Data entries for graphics
┏━━

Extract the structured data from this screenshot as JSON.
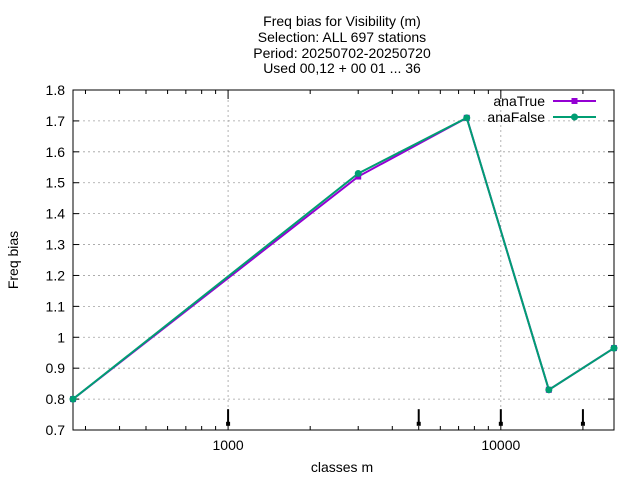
{
  "chart_data": {
    "type": "line",
    "title": [
      "Freq bias  for Visibility (m)",
      "Selection: ALL    697 stations",
      "Period: 20250702-20250720",
      "Used 00,12 + 00 01 ... 36"
    ],
    "xlabel": "classes m",
    "ylabel": "Freq bias",
    "xscale": "log",
    "xlim": [
      270,
      26000
    ],
    "ylim": [
      0.7,
      1.8
    ],
    "xticks": [
      1000,
      10000
    ],
    "xtick_labels": [
      "1000",
      "10000"
    ],
    "yticks": [
      0.7,
      0.8,
      0.9,
      1.0,
      1.1,
      1.2,
      1.3,
      1.4,
      1.5,
      1.6,
      1.7,
      1.8
    ],
    "ytick_labels": [
      "0.7",
      "0.8",
      "0.9",
      "1",
      "1.1",
      "1.2",
      "1.3",
      "1.4",
      "1.5",
      "1.6",
      "1.7",
      "1.8"
    ],
    "grid": true,
    "legend_position": "top-right",
    "series": [
      {
        "name": "anaTrue",
        "color": "#9400d3",
        "marker": "square",
        "x": [
          270,
          3000,
          7500,
          15000,
          26000
        ],
        "y": [
          0.8,
          1.52,
          1.71,
          0.83,
          0.965
        ]
      },
      {
        "name": "anaFalse",
        "color": "#009e73",
        "marker": "circle",
        "x": [
          270,
          3000,
          7500,
          15000,
          26000
        ],
        "y": [
          0.8,
          1.53,
          1.71,
          0.83,
          0.965
        ]
      }
    ],
    "class_markers": {
      "color": "#000000",
      "x": [
        1000,
        5000,
        10000,
        20000
      ],
      "y_top": [
        0.735,
        0.735,
        0.735,
        0.735
      ],
      "y_bottom": [
        0.72,
        0.72,
        0.72,
        0.72
      ]
    }
  }
}
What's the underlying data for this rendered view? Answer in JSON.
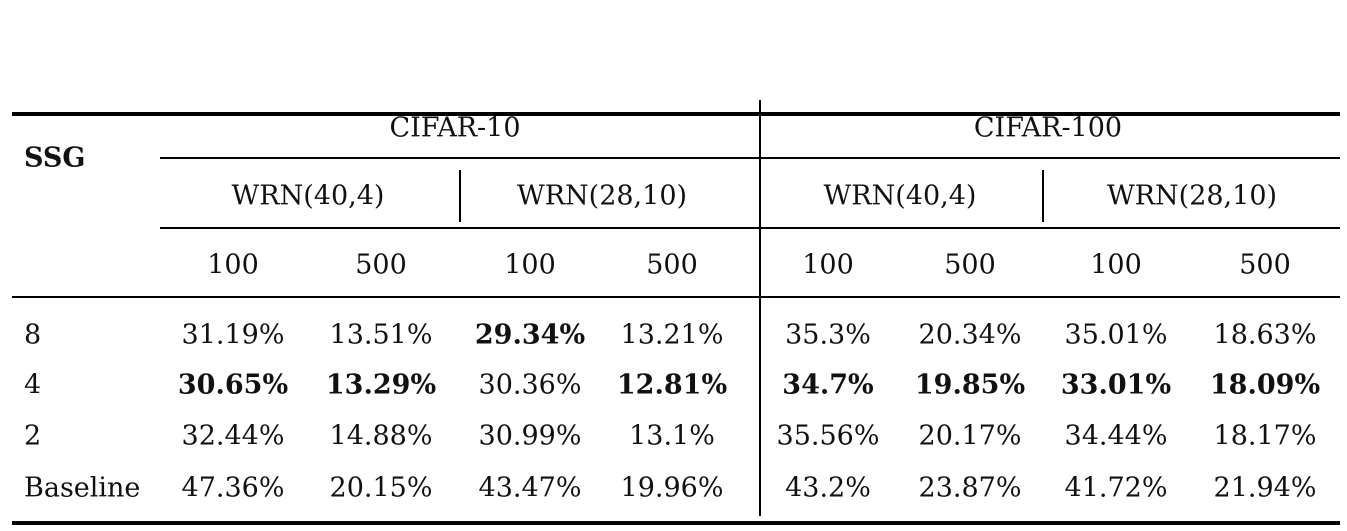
{
  "table": {
    "row_header": "SSG",
    "datasets": [
      "CIFAR-10",
      "CIFAR-100"
    ],
    "models": [
      "WRN(40,4)",
      "WRN(28,10)",
      "WRN(40,4)",
      "WRN(28,10)"
    ],
    "labels_per_class": [
      "100",
      "500",
      "100",
      "500",
      "100",
      "500",
      "100",
      "500"
    ],
    "rows": [
      {
        "label": "8",
        "values": [
          "31.19%",
          "13.51%",
          "29.34%",
          "13.21%",
          "35.3%",
          "20.34%",
          "35.01%",
          "18.63%"
        ],
        "bold": [
          false,
          false,
          true,
          false,
          false,
          false,
          false,
          false
        ]
      },
      {
        "label": "4",
        "values": [
          "30.65%",
          "13.29%",
          "30.36%",
          "12.81%",
          "34.7%",
          "19.85%",
          "33.01%",
          "18.09%"
        ],
        "bold": [
          true,
          true,
          false,
          true,
          true,
          true,
          true,
          true
        ]
      },
      {
        "label": "2",
        "values": [
          "32.44%",
          "14.88%",
          "30.99%",
          "13.1%",
          "35.56%",
          "20.17%",
          "34.44%",
          "18.17%"
        ],
        "bold": [
          false,
          false,
          false,
          false,
          false,
          false,
          false,
          false
        ]
      },
      {
        "label": "Baseline",
        "values": [
          "47.36%",
          "20.15%",
          "43.47%",
          "19.96%",
          "43.2%",
          "23.87%",
          "41.72%",
          "21.94%"
        ],
        "bold": [
          false,
          false,
          false,
          false,
          false,
          false,
          false,
          false
        ]
      }
    ]
  }
}
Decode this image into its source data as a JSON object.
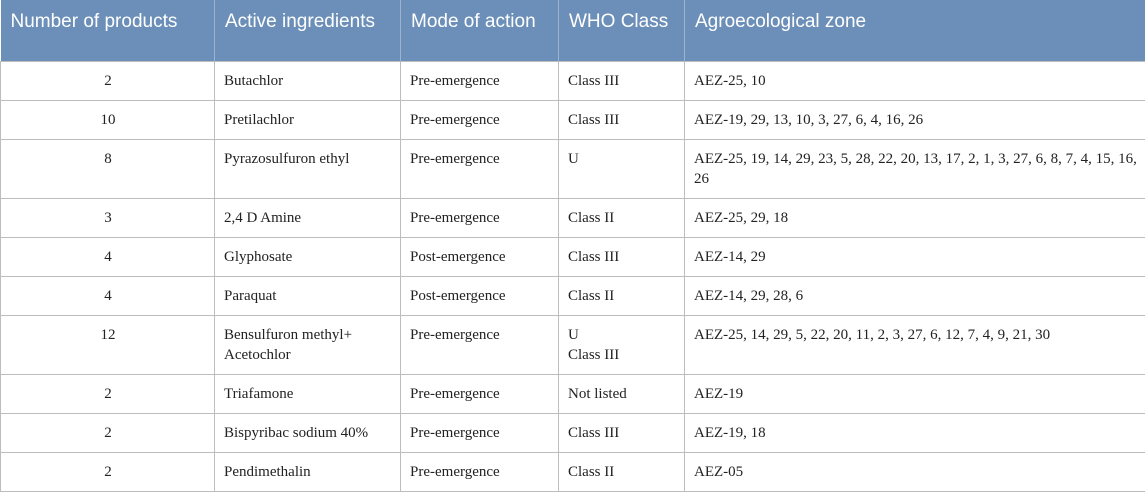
{
  "table": {
    "headers": [
      "Number of products",
      "Active ingredients",
      "Mode of action",
      "WHO Class",
      "Agroecological zone"
    ],
    "rows": [
      {
        "number": "2",
        "ingredient": "Butachlor",
        "mode": "Pre-emergence",
        "who_class": [
          "Class III"
        ],
        "zones": "AEZ-25, 10"
      },
      {
        "number": "10",
        "ingredient": "Pretilachlor",
        "mode": "Pre-emergence",
        "who_class": [
          "Class III"
        ],
        "zones": "AEZ-19, 29, 13, 10, 3, 27, 6, 4, 16, 26"
      },
      {
        "number": "8",
        "ingredient": "Pyrazosulfuron ethyl",
        "mode": "Pre-emergence",
        "who_class": [
          "U"
        ],
        "zones": "AEZ-25, 19, 14, 29, 23, 5, 28, 22, 20, 13, 17, 2, 1, 3, 27, 6, 8, 7, 4, 15, 16, 26"
      },
      {
        "number": "3",
        "ingredient": "2,4 D Amine",
        "mode": "Pre-emergence",
        "who_class": [
          "Class II"
        ],
        "zones": "AEZ-25, 29, 18"
      },
      {
        "number": "4",
        "ingredient": "Glyphosate",
        "mode": "Post-emergence",
        "who_class": [
          "Class III"
        ],
        "zones": "AEZ-14, 29"
      },
      {
        "number": "4",
        "ingredient": "Paraquat",
        "mode": "Post-emergence",
        "who_class": [
          "Class II"
        ],
        "zones": "AEZ-14, 29, 28, 6"
      },
      {
        "number": "12",
        "ingredient": "Bensulfuron methyl+ Acetochlor",
        "mode": "Pre-emergence",
        "who_class": [
          "U",
          "Class III"
        ],
        "zones": "AEZ-25, 14, 29, 5, 22, 20, 11, 2, 3, 27, 6, 12, 7, 4, 9, 21, 30"
      },
      {
        "number": "2",
        "ingredient": "Triafamone",
        "mode": "Pre-emergence",
        "who_class": [
          "Not listed"
        ],
        "zones": "AEZ-19"
      },
      {
        "number": "2",
        "ingredient": "Bispyribac sodium 40%",
        "mode": "Pre-emergence",
        "who_class": [
          "Class III"
        ],
        "zones": "AEZ-19, 18"
      },
      {
        "number": "2",
        "ingredient": "Pendimethalin",
        "mode": "Pre-emergence",
        "who_class": [
          "Class II"
        ],
        "zones": "AEZ-05"
      }
    ]
  },
  "colors": {
    "header_bg": "#6b8fb8",
    "header_text": "#ffffff",
    "border": "#bdbdbd"
  }
}
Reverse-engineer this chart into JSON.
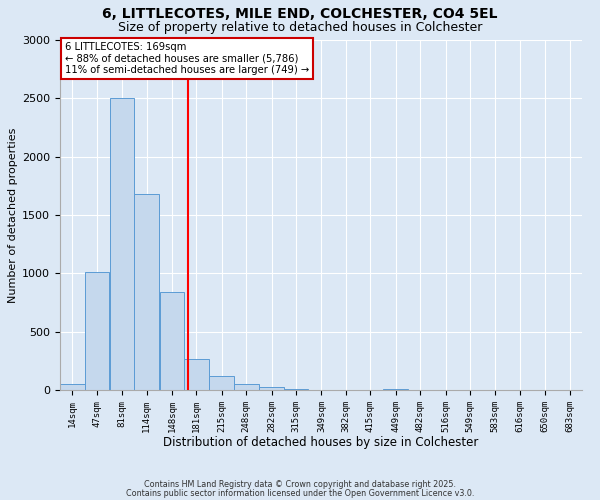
{
  "title": "6, LITTLECOTES, MILE END, COLCHESTER, CO4 5EL",
  "subtitle": "Size of property relative to detached houses in Colchester",
  "xlabel": "Distribution of detached houses by size in Colchester",
  "ylabel": "Number of detached properties",
  "categories": [
    "14sqm",
    "47sqm",
    "81sqm",
    "114sqm",
    "148sqm",
    "181sqm",
    "215sqm",
    "248sqm",
    "282sqm",
    "315sqm",
    "349sqm",
    "382sqm",
    "415sqm",
    "449sqm",
    "482sqm",
    "516sqm",
    "549sqm",
    "583sqm",
    "616sqm",
    "650sqm",
    "683sqm"
  ],
  "values": [
    50,
    1010,
    2500,
    1680,
    840,
    270,
    120,
    55,
    25,
    5,
    0,
    0,
    0,
    5,
    0,
    0,
    0,
    0,
    0,
    0,
    0
  ],
  "bar_color": "#c5d8ed",
  "bar_edge_color": "#5b9bd5",
  "vline_x": 169,
  "vline_color": "red",
  "annotation_title": "6 LITTLECOTES: 169sqm",
  "annotation_line1": "← 88% of detached houses are smaller (5,786)",
  "annotation_line2": "11% of semi-detached houses are larger (749) →",
  "annotation_box_color": "white",
  "annotation_box_edge": "#cc0000",
  "ylim": [
    0,
    3000
  ],
  "yticks": [
    0,
    500,
    1000,
    1500,
    2000,
    2500,
    3000
  ],
  "background_color": "#dce8f5",
  "plot_background": "#dce8f5",
  "footnote1": "Contains HM Land Registry data © Crown copyright and database right 2025.",
  "footnote2": "Contains public sector information licensed under the Open Government Licence v3.0.",
  "title_fontsize": 10,
  "subtitle_fontsize": 9,
  "xlabel_fontsize": 8.5,
  "ylabel_fontsize": 8,
  "bin_width": 33
}
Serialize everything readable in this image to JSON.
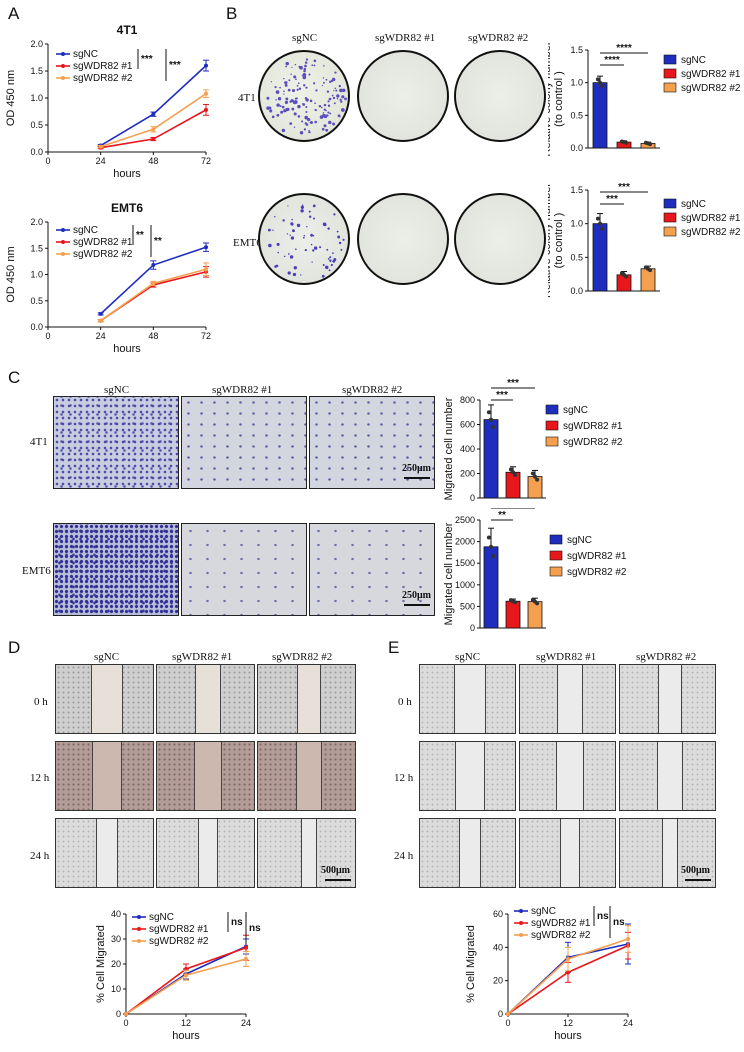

┗━━

→ **What you will do**
Select the lines from the entries that include the word "Contains".

→ **Final answer**
  "footnote1": "Contains HM Land Registry data © Crown copyright and database right 2025.",
  "footnote2": "Contains public sector information licensed under the Open Government Licence v3.0.",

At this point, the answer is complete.